> **What is needed**
Print the listing that follows, character for character.

> **Supplied material**
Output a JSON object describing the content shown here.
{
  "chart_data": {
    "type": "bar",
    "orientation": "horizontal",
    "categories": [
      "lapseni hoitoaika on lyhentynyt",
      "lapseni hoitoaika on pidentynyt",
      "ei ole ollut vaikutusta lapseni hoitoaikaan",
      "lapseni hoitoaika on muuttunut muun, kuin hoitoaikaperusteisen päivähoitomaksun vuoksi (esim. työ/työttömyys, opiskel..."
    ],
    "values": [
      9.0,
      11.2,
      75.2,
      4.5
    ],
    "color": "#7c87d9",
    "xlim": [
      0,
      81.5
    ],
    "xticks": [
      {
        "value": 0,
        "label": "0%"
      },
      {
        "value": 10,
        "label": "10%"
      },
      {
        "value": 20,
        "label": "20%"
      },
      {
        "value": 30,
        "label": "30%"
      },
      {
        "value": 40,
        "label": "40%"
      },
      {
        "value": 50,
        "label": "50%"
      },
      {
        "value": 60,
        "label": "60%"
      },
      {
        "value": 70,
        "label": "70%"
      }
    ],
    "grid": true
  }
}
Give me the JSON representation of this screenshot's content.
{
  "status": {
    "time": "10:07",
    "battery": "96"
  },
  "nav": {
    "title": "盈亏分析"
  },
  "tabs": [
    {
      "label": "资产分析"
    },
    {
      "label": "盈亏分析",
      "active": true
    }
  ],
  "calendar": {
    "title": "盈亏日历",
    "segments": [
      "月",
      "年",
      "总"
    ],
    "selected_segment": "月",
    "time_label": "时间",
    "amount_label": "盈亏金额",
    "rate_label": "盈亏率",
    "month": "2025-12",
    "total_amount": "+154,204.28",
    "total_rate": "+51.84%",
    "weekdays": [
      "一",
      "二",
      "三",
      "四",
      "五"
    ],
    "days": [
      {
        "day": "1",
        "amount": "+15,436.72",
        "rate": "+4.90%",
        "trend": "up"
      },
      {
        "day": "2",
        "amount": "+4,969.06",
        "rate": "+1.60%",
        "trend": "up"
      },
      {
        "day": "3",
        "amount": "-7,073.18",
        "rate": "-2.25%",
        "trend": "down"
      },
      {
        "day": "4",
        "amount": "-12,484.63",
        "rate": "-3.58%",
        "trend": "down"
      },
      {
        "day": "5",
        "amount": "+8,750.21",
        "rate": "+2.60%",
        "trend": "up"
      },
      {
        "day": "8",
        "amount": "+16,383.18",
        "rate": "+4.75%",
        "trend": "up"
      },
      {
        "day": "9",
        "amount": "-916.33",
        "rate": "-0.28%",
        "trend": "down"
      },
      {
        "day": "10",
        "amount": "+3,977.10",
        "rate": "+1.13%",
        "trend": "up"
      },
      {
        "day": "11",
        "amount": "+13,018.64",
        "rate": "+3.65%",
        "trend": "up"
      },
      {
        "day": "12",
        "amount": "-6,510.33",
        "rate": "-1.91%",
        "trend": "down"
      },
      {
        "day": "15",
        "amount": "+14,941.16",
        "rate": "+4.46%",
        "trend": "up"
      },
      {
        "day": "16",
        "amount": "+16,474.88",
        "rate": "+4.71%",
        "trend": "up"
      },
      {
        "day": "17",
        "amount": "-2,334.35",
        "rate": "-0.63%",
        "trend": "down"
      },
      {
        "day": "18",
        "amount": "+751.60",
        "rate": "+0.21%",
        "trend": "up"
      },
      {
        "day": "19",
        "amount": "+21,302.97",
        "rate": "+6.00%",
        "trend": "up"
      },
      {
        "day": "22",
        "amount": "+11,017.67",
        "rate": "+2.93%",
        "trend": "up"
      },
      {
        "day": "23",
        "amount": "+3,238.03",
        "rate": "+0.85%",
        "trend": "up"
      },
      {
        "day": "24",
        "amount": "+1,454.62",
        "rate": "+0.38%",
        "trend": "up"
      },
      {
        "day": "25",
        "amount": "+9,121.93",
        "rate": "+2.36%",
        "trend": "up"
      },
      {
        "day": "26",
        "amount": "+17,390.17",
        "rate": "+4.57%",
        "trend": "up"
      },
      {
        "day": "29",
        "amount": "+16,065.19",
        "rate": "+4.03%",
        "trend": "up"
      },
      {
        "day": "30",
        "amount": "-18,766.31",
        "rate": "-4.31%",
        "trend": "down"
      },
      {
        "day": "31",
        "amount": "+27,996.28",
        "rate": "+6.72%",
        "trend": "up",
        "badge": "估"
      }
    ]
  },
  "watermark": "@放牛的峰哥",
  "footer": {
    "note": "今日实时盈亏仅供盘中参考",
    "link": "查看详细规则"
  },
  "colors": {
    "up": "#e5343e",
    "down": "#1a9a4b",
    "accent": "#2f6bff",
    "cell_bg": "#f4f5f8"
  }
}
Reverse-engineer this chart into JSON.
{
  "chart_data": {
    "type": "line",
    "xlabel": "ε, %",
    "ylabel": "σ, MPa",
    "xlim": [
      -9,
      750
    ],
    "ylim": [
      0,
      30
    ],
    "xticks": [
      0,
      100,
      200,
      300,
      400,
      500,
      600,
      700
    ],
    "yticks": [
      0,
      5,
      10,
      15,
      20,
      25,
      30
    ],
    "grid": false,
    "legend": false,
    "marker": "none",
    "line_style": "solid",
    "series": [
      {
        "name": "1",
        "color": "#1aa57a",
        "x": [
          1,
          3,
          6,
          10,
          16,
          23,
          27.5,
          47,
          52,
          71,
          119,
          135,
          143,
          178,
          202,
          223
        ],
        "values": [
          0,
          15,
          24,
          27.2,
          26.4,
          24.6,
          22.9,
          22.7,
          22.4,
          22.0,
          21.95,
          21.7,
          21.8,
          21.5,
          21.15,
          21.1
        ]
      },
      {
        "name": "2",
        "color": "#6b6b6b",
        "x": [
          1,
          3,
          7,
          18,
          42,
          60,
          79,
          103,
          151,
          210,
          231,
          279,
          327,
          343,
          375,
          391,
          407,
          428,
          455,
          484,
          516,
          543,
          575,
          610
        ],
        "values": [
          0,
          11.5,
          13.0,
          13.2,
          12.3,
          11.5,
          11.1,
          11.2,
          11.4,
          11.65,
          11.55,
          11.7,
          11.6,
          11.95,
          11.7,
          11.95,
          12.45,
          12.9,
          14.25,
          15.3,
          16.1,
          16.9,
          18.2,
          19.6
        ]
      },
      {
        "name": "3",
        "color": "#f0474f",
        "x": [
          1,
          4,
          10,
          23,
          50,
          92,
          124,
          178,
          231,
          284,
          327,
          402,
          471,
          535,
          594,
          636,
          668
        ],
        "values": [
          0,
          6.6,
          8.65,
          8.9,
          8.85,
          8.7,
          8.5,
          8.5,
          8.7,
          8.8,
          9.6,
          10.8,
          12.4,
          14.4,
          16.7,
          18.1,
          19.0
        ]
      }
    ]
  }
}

> **Answer to the task**
Output a JSON object describing the content shown here.
{
  "chart_data": {
    "type": "bar",
    "orientation": "horizontal",
    "categories": [
      "lapseni hoitoaika on lyhentynyt",
      "lapseni hoitoaika on pidentynyt",
      "ei ole ollut vaikutusta lapseni hoitoaikaan",
      "lapseni hoitoaika on muuttunut muun, kuin hoitoaikaperusteisen päivähoitomaksun vuoksi (esim. työ/työttömyys, opiskel..."
    ],
    "values": [
      9.0,
      11.2,
      75.2,
      4.5
    ],
    "color": "#7c87d9",
    "xlim": [
      0,
      81.5
    ],
    "xticks": [
      {
        "value": 0,
        "label": "0%"
      },
      {
        "value": 10,
        "label": "10%"
      },
      {
        "value": 20,
        "label": "20%"
      },
      {
        "value": 30,
        "label": "30%"
      },
      {
        "value": 40,
        "label": "40%"
      },
      {
        "value": 50,
        "label": "50%"
      },
      {
        "value": 60,
        "label": "60%"
      },
      {
        "value": 70,
        "label": "70%"
      }
    ],
    "grid": true
  }
}
Give me the JSON representation of this screenshot's content.
{
  "status": {
    "time": "10:07",
    "battery": "96"
  },
  "nav": {
    "title": "盈亏分析"
  },
  "tabs": [
    {
      "label": "资产分析"
    },
    {
      "label": "盈亏分析",
      "active": true
    }
  ],
  "calendar": {
    "title": "盈亏日历",
    "segments": [
      "月",
      "年",
      "总"
    ],
    "selected_segment": "月",
    "time_label": "时间",
    "amount_label": "盈亏金额",
    "rate_label": "盈亏率",
    "month": "2025-12",
    "total_amount": "+154,204.28",
    "total_rate": "+51.84%",
    "weekdays": [
      "一",
      "二",
      "三",
      "四",
      "五"
    ],
    "days": [
      {
        "day": "1",
        "amount": "+15,436.72",
        "rate": "+4.90%",
        "trend": "up"
      },
      {
        "day": "2",
        "amount": "+4,969.06",
        "rate": "+1.60%",
        "trend": "up"
      },
      {
        "day": "3",
        "amount": "-7,073.18",
        "rate": "-2.25%",
        "trend": "down"
      },
      {
        "day": "4",
        "amount": "-12,484.63",
        "rate": "-3.58%",
        "trend": "down"
      },
      {
        "day": "5",
        "amount": "+8,750.21",
        "rate": "+2.60%",
        "trend": "up"
      },
      {
        "day": "8",
        "amount": "+16,383.18",
        "rate": "+4.75%",
        "trend": "up"
      },
      {
        "day": "9",
        "amount": "-916.33",
        "rate": "-0.28%",
        "trend": "down"
      },
      {
        "day": "10",
        "amount": "+3,977.10",
        "rate": "+1.13%",
        "trend": "up"
      },
      {
        "day": "11",
        "amount": "+13,018.64",
        "rate": "+3.65%",
        "trend": "up"
      },
      {
        "day": "12",
        "amount": "-6,510.33",
        "rate": "-1.91%",
        "trend": "down"
      },
      {
        "day": "15",
        "amount": "+14,941.16",
        "rate": "+4.46%",
        "trend": "up"
      },
      {
        "day": "16",
        "amount": "+16,474.88",
        "rate": "+4.71%",
        "trend": "up"
      },
      {
        "day": "17",
        "amount": "-2,334.35",
        "rate": "-0.63%",
        "trend": "down"
      },
      {
        "day": "18",
        "amount": "+751.60",
        "rate": "+0.21%",
        "trend": "up"
      },
      {
        "day": "19",
        "amount": "+21,302.97",
        "rate": "+6.00%",
        "trend": "up"
      },
      {
        "day": "22",
        "amount": "+11,017.67",
        "rate": "+2.93%",
        "trend": "up"
      },
      {
        "day": "23",
        "amount": "+3,238.03",
        "rate": "+0.85%",
        "trend": "up"
      },
      {
        "day": "24",
        "amount": "+1,454.62",
        "rate": "+0.38%",
        "trend": "up"
      },
      {
        "day": "25",
        "amount": "+9,121.93",
        "rate": "+2.36%",
        "trend": "up"
      },
      {
        "day": "26",
        "amount": "+17,390.17",
        "rate": "+4.57%",
        "trend": "up"
      },
      {
        "day": "29",
        "amount": "+16,065.19",
        "rate": "+4.03%",
        "trend": "up"
      },
      {
        "day": "30",
        "amount": "-18,766.31",
        "rate": "-4.31%",
        "trend": "down"
      },
      {
        "day": "31",
        "amount": "+27,996.28",
        "rate": "+6.72%",
        "trend": "up",
        "badge": "估"
      }
    ]
  },
  "watermark": "@放牛的峰哥",
  "footer": {
    "note": "今日实时盈亏仅供盘中参考",
    "link": "查看详细规则"
  },
  "colors": {
    "up": "#e5343e",
    "down": "#1a9a4b",
    "accent": "#2f6bff",
    "cell_bg": "#f4f5f8"
  }
}
Reverse-engineer this chart into JSON.
{
  "chart_data": {
    "type": "line",
    "xlabel": "ε, %",
    "ylabel": "σ, MPa",
    "xlim": [
      -9,
      750
    ],
    "ylim": [
      0,
      30
    ],
    "xticks": [
      0,
      100,
      200,
      300,
      400,
      500,
      600,
      700
    ],
    "yticks": [
      0,
      5,
      10,
      15,
      20,
      25,
      30
    ],
    "grid": false,
    "legend": false,
    "marker": "none",
    "line_style": "solid",
    "series": [
      {
        "name": "1",
        "color": "#1aa57a",
        "x": [
          1,
          3,
          6,
          10,
          16,
          23,
          27.5,
          47,
          52,
          71,
          119,
          135,
          143,
          178,
          202,
          223
        ],
        "values": [
          0,
          15,
          24,
          27.2,
          26.4,
          24.6,
          22.9,
          22.7,
          22.4,
          22.0,
          21.95,
          21.7,
          21.8,
          21.5,
          21.15,
          21.1
        ]
      },
      {
        "name": "2",
        "color": "#6b6b6b",
        "x": [
          1,
          3,
          7,
          18,
          42,
          60,
          79,
          103,
          151,
          210,
          231,
          279,
          327,
          343,
          375,
          391,
          407,
          428,
          455,
          484,
          516,
          543,
          575,
          610
        ],
        "values": [
          0,
          11.5,
          13.0,
          13.2,
          12.3,
          11.5,
          11.1,
          11.2,
          11.4,
          11.65,
          11.55,
          11.7,
          11.6,
          11.95,
          11.7,
          11.95,
          12.45,
          12.9,
          14.25,
          15.3,
          16.1,
          16.9,
          18.2,
          19.6
        ]
      },
      {
        "name": "3",
        "color": "#f0474f",
        "x": [
          1,
          4,
          10,
          23,
          50,
          92,
          124,
          178,
          231,
          284,
          327,
          402,
          471,
          535,
          594,
          636,
          668
        ],
        "values": [
          0,
          6.6,
          8.65,
          8.9,
          8.85,
          8.7,
          8.5,
          8.5,
          8.7,
          8.8,
          9.6,
          10.8,
          12.4,
          14.4,
          16.7,
          18.1,
          19.0
        ]
      }
    ]
  }
}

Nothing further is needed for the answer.